### Task description
Copy the passage in the forum post about scraping Yahoo Finance statistics from "I have tested" to "of this code.", renaming "JSON" to "web scraping" wherever it appears.

--- Text shown ---

Reputation: 519
I found this great working code snippet from: Web scraping of Yahoo Finance statistics using BS4
Here is the code I am referring to:
import requests, re, json, pprint
p = re.compile(r'root\.App\.main = (.*);')
tickers = ['NKE','AAPL','SPG']
results = {}
with requests.Session() as s:
for ticker in tickers:
r = s.get('https://finance.yahoo.com/quote/{}/key-statistics?p={}'.format(ticker,ticker))
data = json.loads(p.findall(r.text)[0])
key_stats = data['context']['dispatcher']['stores']['QuoteSummaryStore']
res = {
'Enterprise Value' : key_stats['defaultKeyStatistics']['enterpriseValue']['fmt']
,'Trailing P/E' : key_stats['summaryDetail']['trailingPE']['fmt']
,'Forward P/E' : key_stats['summaryDetail']['forwardPE']['fmt']
,'PEG Ratio (5 yr expected)' : key_stats['defaultKeyStatistics']['pegRatio']['fmt']
, 'Return on Assets' : key_stats['financialData']['returnOnAssets']['fmt']
, 'Quarterly Revenue Growth' : key_stats['financialData']['revenueGrowth']['fmt']
, 'EBITDA' : key_stats['financialData']['ebitda']['fmt']
, 'Diluted EPS' : key_stats['defaultKeyStatistics']['trailingEps']['fmt']
, 'Total Debt/Equity' : key_stats['financialData']['debtToEquity']['fmt']
, 'Current Ratio' : key_stats['financialData']['currentRatio']['fmt']
}
results[ticker] = res
pprint.pprint(results)
I have tested this code and it works. However, I am new to JSON and while I understand the high-level of how this code works, I am unsure of the mechanics of several sections of this code.

--- Data shown ---

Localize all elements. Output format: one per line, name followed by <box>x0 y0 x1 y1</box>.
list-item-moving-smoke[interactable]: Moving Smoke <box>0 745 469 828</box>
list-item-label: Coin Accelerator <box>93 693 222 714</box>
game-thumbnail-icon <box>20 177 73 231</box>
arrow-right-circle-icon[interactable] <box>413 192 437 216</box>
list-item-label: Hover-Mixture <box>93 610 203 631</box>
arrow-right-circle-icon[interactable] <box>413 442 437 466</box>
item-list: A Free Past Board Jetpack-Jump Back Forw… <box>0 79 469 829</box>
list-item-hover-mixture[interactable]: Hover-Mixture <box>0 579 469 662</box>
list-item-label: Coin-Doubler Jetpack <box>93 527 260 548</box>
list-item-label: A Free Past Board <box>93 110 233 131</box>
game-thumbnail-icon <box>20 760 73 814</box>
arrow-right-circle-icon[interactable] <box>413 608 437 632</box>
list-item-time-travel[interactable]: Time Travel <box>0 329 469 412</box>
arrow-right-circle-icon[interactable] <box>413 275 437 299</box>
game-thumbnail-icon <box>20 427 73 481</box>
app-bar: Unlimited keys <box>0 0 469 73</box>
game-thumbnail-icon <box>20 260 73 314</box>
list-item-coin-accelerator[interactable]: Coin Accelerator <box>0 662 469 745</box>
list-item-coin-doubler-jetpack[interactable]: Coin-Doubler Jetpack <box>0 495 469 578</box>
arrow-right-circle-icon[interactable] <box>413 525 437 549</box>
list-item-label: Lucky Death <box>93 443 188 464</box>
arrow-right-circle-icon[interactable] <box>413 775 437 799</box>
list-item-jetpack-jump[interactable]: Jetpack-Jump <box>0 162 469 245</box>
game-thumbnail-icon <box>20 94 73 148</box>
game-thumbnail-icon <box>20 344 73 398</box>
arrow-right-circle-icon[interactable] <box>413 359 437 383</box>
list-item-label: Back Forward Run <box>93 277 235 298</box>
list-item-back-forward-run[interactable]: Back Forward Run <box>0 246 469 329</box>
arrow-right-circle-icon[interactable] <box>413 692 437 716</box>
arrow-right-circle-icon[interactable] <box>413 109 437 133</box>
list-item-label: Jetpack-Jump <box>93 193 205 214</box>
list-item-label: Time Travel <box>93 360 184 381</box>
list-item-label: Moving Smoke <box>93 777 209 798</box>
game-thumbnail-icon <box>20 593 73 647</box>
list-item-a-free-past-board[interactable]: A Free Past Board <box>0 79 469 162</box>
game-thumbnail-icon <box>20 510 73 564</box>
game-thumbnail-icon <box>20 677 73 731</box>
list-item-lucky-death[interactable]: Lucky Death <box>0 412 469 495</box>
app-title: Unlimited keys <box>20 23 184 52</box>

---

### Finished answer
I have tested this code and it works. However, I am new to web scraping and while I understand the high-level of how this code works, I am unsure of the mechanics of several sections of this code.